- Figure data in JSON -
──────

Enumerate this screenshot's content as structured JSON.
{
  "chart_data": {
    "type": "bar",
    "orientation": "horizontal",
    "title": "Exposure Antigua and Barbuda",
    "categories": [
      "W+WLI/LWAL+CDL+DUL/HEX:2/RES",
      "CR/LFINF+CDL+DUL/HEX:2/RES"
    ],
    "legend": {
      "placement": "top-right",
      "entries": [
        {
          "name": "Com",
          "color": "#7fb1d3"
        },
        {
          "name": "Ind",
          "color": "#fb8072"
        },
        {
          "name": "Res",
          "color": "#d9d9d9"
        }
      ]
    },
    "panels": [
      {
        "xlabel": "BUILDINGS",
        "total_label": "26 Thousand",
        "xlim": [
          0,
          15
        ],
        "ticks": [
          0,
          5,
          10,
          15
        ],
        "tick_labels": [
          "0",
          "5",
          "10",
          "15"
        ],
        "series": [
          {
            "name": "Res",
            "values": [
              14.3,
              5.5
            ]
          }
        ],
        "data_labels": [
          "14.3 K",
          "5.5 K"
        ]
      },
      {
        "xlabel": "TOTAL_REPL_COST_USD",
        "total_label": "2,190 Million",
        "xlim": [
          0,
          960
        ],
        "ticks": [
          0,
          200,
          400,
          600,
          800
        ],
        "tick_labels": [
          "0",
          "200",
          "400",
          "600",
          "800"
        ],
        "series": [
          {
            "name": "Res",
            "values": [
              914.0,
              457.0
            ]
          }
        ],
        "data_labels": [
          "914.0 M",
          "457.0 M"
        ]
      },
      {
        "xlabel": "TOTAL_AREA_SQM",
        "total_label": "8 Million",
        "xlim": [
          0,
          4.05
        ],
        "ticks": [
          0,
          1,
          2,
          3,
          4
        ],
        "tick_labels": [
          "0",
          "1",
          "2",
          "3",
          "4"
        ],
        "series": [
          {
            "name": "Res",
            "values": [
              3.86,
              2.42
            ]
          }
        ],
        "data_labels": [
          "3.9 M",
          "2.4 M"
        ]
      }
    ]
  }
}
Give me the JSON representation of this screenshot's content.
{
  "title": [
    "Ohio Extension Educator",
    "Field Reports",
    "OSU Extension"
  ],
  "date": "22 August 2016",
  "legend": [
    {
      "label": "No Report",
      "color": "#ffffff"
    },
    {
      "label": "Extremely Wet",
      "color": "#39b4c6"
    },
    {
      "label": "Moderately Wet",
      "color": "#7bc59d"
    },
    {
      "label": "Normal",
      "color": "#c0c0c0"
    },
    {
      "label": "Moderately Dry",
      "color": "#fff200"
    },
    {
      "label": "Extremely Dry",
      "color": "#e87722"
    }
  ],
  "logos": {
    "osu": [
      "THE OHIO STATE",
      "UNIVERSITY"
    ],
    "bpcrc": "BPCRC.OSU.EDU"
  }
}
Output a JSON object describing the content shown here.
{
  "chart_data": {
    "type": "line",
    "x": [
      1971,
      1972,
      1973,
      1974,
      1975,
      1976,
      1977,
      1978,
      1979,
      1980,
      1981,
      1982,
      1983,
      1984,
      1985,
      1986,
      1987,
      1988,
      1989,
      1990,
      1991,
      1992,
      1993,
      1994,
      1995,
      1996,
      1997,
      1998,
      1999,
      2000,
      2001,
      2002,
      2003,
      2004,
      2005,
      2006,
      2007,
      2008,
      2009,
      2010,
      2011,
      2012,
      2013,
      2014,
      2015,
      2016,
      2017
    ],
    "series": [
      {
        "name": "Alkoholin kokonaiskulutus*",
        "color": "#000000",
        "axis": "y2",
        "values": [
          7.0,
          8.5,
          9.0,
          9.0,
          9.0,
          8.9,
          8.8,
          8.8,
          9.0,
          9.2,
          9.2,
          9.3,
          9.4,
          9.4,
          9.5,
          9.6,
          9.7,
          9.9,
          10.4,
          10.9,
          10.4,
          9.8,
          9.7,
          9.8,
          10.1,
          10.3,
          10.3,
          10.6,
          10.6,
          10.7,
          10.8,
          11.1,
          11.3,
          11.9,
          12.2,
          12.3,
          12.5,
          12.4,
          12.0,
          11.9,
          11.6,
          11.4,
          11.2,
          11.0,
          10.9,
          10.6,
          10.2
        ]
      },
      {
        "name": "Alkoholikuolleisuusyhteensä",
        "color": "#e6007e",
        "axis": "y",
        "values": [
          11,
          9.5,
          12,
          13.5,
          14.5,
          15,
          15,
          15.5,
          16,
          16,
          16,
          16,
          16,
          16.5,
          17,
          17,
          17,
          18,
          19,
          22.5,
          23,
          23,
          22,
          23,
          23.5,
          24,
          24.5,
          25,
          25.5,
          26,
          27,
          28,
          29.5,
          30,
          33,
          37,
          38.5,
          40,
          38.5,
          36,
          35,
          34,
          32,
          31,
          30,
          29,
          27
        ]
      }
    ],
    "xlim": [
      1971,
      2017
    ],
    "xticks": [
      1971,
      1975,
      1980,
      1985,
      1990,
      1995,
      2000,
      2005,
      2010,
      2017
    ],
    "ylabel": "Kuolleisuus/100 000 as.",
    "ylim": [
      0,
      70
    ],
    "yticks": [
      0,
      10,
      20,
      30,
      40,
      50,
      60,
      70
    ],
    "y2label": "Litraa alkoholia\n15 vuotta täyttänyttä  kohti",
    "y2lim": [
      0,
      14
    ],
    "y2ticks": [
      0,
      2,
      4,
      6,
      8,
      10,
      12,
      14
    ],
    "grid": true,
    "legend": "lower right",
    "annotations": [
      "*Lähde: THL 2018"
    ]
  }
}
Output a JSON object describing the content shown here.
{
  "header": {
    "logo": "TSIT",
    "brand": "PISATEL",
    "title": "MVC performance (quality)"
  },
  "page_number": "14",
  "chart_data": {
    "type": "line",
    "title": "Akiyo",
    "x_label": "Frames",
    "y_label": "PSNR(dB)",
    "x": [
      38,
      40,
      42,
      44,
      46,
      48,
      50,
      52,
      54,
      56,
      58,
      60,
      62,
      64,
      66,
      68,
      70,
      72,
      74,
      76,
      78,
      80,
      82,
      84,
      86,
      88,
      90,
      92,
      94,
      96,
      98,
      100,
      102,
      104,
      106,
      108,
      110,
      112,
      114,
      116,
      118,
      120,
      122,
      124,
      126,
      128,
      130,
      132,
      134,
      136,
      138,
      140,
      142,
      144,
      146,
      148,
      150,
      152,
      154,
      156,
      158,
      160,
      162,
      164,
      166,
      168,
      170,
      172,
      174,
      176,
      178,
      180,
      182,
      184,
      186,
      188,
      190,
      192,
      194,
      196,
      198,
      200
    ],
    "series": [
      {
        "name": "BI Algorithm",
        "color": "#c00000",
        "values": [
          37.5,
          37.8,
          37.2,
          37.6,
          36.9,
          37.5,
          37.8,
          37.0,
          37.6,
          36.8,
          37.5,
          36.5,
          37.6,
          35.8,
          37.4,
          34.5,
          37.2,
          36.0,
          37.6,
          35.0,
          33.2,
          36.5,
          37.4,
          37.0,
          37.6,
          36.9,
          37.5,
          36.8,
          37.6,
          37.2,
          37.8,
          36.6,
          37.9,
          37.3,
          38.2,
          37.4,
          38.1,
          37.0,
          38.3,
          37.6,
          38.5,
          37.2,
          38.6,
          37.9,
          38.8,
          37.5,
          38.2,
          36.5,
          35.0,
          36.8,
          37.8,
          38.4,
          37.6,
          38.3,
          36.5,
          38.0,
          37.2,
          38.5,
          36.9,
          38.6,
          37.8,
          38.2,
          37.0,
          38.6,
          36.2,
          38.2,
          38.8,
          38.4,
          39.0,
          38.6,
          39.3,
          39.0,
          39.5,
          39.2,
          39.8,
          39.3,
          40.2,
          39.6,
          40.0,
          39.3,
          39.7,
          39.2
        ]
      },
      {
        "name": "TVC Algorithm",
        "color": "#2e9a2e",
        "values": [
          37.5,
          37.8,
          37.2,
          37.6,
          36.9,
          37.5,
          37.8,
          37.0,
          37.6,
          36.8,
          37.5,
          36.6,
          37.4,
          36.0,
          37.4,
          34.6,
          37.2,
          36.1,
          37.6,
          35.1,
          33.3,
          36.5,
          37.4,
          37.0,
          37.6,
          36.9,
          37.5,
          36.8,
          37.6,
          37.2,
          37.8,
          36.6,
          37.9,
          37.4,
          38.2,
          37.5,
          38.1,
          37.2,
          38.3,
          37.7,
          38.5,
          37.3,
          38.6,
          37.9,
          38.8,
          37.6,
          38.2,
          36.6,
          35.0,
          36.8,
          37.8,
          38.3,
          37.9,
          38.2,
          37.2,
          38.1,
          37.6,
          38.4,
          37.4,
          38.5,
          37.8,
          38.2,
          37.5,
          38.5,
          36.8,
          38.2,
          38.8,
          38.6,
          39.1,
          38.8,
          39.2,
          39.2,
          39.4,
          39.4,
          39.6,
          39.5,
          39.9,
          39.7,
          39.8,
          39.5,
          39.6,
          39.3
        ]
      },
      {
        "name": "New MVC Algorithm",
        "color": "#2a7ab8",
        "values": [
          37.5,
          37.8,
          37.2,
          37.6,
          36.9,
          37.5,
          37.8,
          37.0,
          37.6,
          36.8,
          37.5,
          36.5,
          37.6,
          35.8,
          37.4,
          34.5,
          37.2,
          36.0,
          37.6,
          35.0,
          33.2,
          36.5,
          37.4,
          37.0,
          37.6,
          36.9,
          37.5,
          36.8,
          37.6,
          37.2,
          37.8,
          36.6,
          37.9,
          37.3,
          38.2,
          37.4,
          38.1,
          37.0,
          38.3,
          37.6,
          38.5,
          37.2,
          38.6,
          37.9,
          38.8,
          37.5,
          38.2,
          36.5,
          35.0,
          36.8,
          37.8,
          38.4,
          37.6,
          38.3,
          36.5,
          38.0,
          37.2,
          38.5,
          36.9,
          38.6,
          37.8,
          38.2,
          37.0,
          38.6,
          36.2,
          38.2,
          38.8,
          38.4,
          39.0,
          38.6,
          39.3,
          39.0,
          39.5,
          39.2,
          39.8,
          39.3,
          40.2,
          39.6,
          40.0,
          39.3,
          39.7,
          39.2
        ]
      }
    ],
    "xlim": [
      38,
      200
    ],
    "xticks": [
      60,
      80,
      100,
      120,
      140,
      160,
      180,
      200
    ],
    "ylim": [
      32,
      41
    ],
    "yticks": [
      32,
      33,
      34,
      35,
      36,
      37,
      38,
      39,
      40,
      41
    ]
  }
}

──────

- Aim of the task -
Look through the records and count each line that holds "Moderately". Write only the total.

- Output of the exercise -
2